Stored entries

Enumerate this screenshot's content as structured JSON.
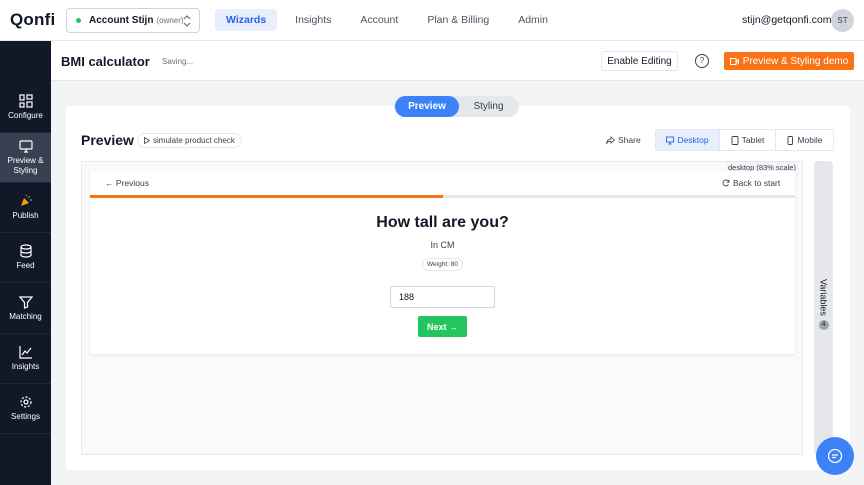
{
  "app": {
    "logo": "Qonfi"
  },
  "account": {
    "name": "Account Stijn",
    "role": "(owner)"
  },
  "nav": {
    "items": [
      "Wizards",
      "Insights",
      "Account",
      "Plan & Billing",
      "Admin"
    ],
    "active": "Wizards"
  },
  "user": {
    "email": "stijn@getqonfi.com",
    "initials": "ST"
  },
  "sidebar": {
    "items": [
      {
        "label": "Configure",
        "icon": "configure-icon"
      },
      {
        "label": "Preview & Styling",
        "icon": "monitor-icon",
        "active": true
      },
      {
        "label": "Publish",
        "icon": "party-popper-icon"
      },
      {
        "label": "Feed",
        "icon": "database-icon"
      },
      {
        "label": "Matching",
        "icon": "funnel-icon"
      },
      {
        "label": "Insights",
        "icon": "line-chart-icon"
      },
      {
        "label": "Settings",
        "icon": "gear-icon"
      }
    ]
  },
  "header": {
    "title": "BMI calculator",
    "status": "Saving...",
    "enable_editing": "Enable Editing",
    "help": "?",
    "demo_button": "Preview & Styling demo"
  },
  "mode_toggle": {
    "options": [
      "Preview",
      "Styling"
    ],
    "active": "Preview"
  },
  "preview": {
    "title": "Preview",
    "simulate": "simulate product check",
    "share": "Share",
    "devices": [
      "Desktop",
      "Tablet",
      "Mobile"
    ],
    "active_device": "Desktop",
    "scale_note": "desktop (83% scale)"
  },
  "wizard": {
    "previous": "Previous",
    "back_to_start": "Back to start",
    "progress_fraction": 0.5,
    "question": "How tall are you?",
    "unit": "In CM",
    "chip": "Weight: 80",
    "input_value": "188",
    "next": "Next"
  },
  "variables": {
    "label": "Variables",
    "count": "4"
  },
  "colors": {
    "accent_blue": "#3b82f6",
    "orange": "#f97316",
    "green": "#22c55e",
    "sidebar_bg": "#111827"
  }
}
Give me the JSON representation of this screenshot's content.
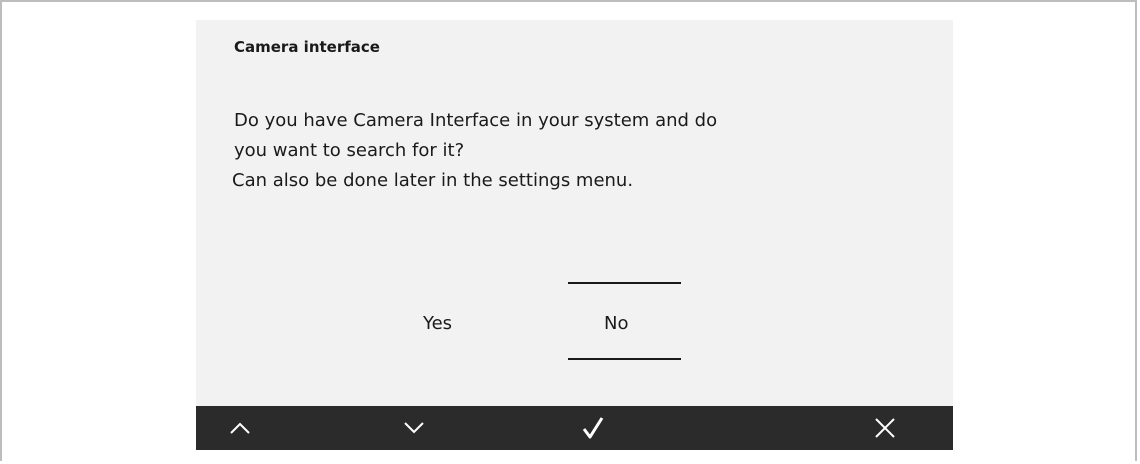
{
  "dialog": {
    "title": "Camera interface",
    "message_lines": [
      "Do you have Camera Interface in your system and do",
      "you want to search for it?",
      "Can also be done later in the settings menu."
    ]
  },
  "options": [
    {
      "label": "Yes",
      "selected": false
    },
    {
      "label": "No",
      "selected": true
    }
  ],
  "bottom_bar": {
    "buttons": [
      {
        "icon": "chevron-up-icon"
      },
      {
        "icon": "chevron-down-icon"
      },
      {
        "icon": "checkmark-icon"
      },
      {
        "icon": "close-icon"
      }
    ]
  },
  "colors": {
    "screen_bg": "#f2f2f2",
    "bar_bg": "#2b2b2b",
    "text": "#1a1a1a",
    "icon": "#ffffff",
    "frame_border": "#bdbdbd"
  }
}
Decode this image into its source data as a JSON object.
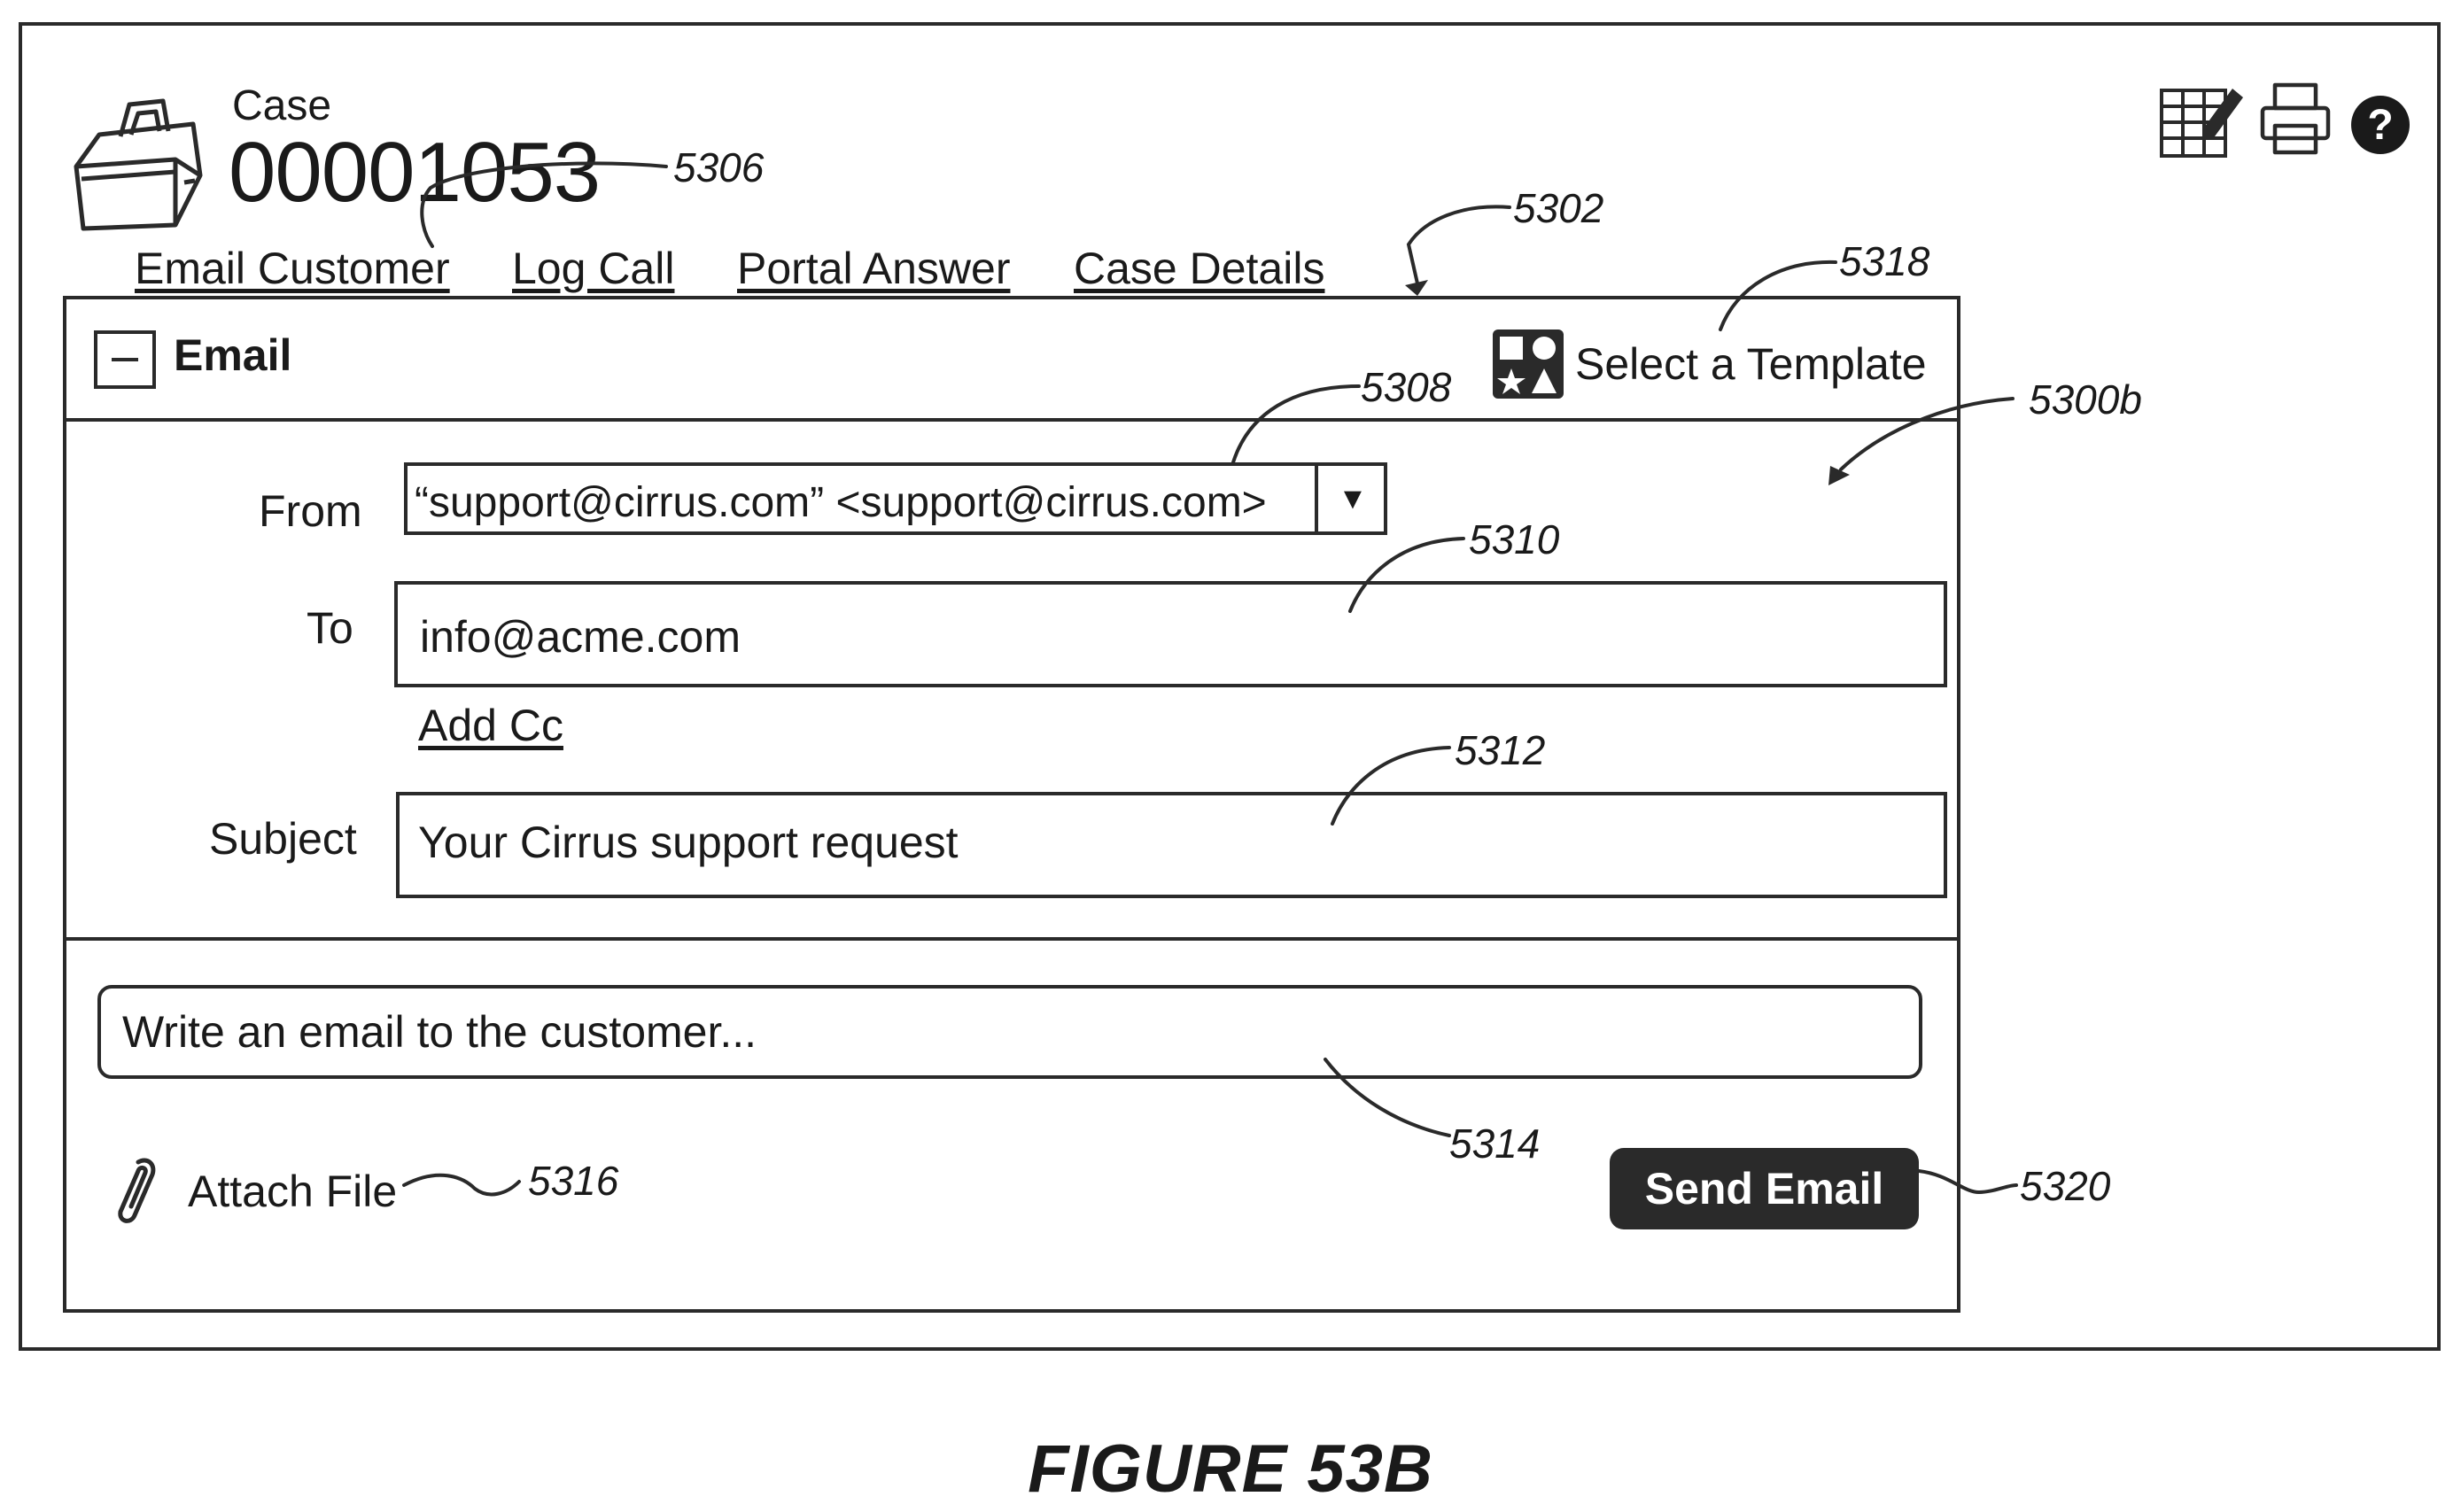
{
  "header": {
    "case_label": "Case",
    "case_number": "00001053",
    "icons": [
      "toolbox-icon",
      "spreadsheet-edit-icon",
      "printer-icon",
      "help-icon"
    ],
    "help_glyph": "?"
  },
  "tabs": [
    {
      "label": "Email Customer"
    },
    {
      "label": "Log Call"
    },
    {
      "label": "Portal Answer"
    },
    {
      "label": "Case Details"
    }
  ],
  "email_panel": {
    "title": "Email",
    "collapse_icon": "minus-box-icon",
    "template_icon": "template-shapes-icon",
    "template_label": "Select a Template",
    "from_label": "From",
    "from_value": "“support@cirrus.com” <support@cirrus.com>",
    "from_dropdown_glyph": "▼",
    "to_label": "To",
    "to_value": "info@acme.com",
    "add_cc_label": "Add Cc",
    "subject_label": "Subject",
    "subject_value": "Your Cirrus support request",
    "body_placeholder": "Write an email to the customer...",
    "attach_icon": "paperclip-icon",
    "attach_label": "Attach File",
    "send_label": "Send Email"
  },
  "reference_numerals": {
    "r5306": "5306",
    "r5302": "5302",
    "r5318": "5318",
    "r5308": "5308",
    "r5300b": "5300b",
    "r5310": "5310",
    "r5312": "5312",
    "r5314": "5314",
    "r5316": "5316",
    "r5320": "5320"
  },
  "figure_caption": "FIGURE 53B",
  "colors": {
    "ink": "#2a2a2a",
    "background": "#ffffff",
    "button_text": "#ffffff"
  }
}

Exercise brief: Extract the entries in full, exactly as they are, minus the pictures.

Task solution:
Enumerate this screenshot's content as structured JSON.
{
  "app": {
    "logo": "Qonfi"
  },
  "account": {
    "name": "Account Stijn",
    "role": "(owner)"
  },
  "nav": {
    "items": [
      "Wizards",
      "Insights",
      "Account",
      "Plan & Billing",
      "Admin"
    ],
    "active": "Wizards"
  },
  "user": {
    "email": "stijn@getqonfi.com",
    "initials": "ST"
  },
  "sidebar": {
    "items": [
      {
        "label": "Configure",
        "icon": "configure-icon"
      },
      {
        "label": "Preview & Styling",
        "icon": "monitor-icon",
        "active": true
      },
      {
        "label": "Publish",
        "icon": "party-popper-icon"
      },
      {
        "label": "Feed",
        "icon": "database-icon"
      },
      {
        "label": "Matching",
        "icon": "funnel-icon"
      },
      {
        "label": "Insights",
        "icon": "line-chart-icon"
      },
      {
        "label": "Settings",
        "icon": "gear-icon"
      }
    ]
  },
  "header": {
    "title": "BMI calculator",
    "status": "Saving...",
    "enable_editing": "Enable Editing",
    "help": "?",
    "demo_button": "Preview & Styling demo"
  },
  "mode_toggle": {
    "options": [
      "Preview",
      "Styling"
    ],
    "active": "Preview"
  },
  "preview": {
    "title": "Preview",
    "simulate": "simulate product check",
    "share": "Share",
    "devices": [
      "Desktop",
      "Tablet",
      "Mobile"
    ],
    "active_device": "Desktop",
    "scale_note": "desktop (83% scale)"
  },
  "wizard": {
    "previous": "Previous",
    "back_to_start": "Back to start",
    "progress_fraction": 0.5,
    "question": "How tall are you?",
    "unit": "In CM",
    "chip": "Weight: 80",
    "input_value": "188",
    "next": "Next"
  },
  "variables": {
    "label": "Variables",
    "count": "4"
  },
  "colors": {
    "accent_blue": "#3b82f6",
    "orange": "#f97316",
    "green": "#22c55e",
    "sidebar_bg": "#111827"
  }
}
Give me the JSON representation of this screenshot's content.
{
  "dialog": {
    "title": "Camera interface",
    "message_lines": [
      "Do you have Camera Interface in your system and do",
      "you want to search for it?",
      "Can also be done later in the settings menu."
    ]
  },
  "options": [
    {
      "label": "Yes",
      "selected": false
    },
    {
      "label": "No",
      "selected": true
    }
  ],
  "bottom_bar": {
    "buttons": [
      {
        "icon": "chevron-up-icon"
      },
      {
        "icon": "chevron-down-icon"
      },
      {
        "icon": "checkmark-icon"
      },
      {
        "icon": "close-icon"
      }
    ]
  },
  "colors": {
    "screen_bg": "#f2f2f2",
    "bar_bg": "#2b2b2b",
    "text": "#1a1a1a",
    "icon": "#ffffff",
    "frame_border": "#bdbdbd"
  }
}
Decode this image into its source data as a JSON object.
{
  "header": {
    "case_label": "Case",
    "case_number": "00001053",
    "icons": [
      "toolbox-icon",
      "spreadsheet-edit-icon",
      "printer-icon",
      "help-icon"
    ],
    "help_glyph": "?"
  },
  "tabs": [
    {
      "label": "Email Customer"
    },
    {
      "label": "Log Call"
    },
    {
      "label": "Portal Answer"
    },
    {
      "label": "Case Details"
    }
  ],
  "email_panel": {
    "title": "Email",
    "collapse_icon": "minus-box-icon",
    "template_icon": "template-shapes-icon",
    "template_label": "Select a Template",
    "from_label": "From",
    "from_value": "“support@cirrus.com” <support@cirrus.com>",
    "from_dropdown_glyph": "▼",
    "to_label": "To",
    "to_value": "info@acme.com",
    "add_cc_label": "Add Cc",
    "subject_label": "Subject",
    "subject_value": "Your Cirrus support request",
    "body_placeholder": "Write an email to the customer...",
    "attach_icon": "paperclip-icon",
    "attach_label": "Attach File",
    "send_label": "Send Email"
  },
  "reference_numerals": {
    "r5306": "5306",
    "r5302": "5302",
    "r5318": "5318",
    "r5308": "5308",
    "r5300b": "5300b",
    "r5310": "5310",
    "r5312": "5312",
    "r5314": "5314",
    "r5316": "5316",
    "r5320": "5320"
  },
  "figure_caption": "FIGURE 53B",
  "colors": {
    "ink": "#2a2a2a",
    "background": "#ffffff",
    "button_text": "#ffffff"
  }
}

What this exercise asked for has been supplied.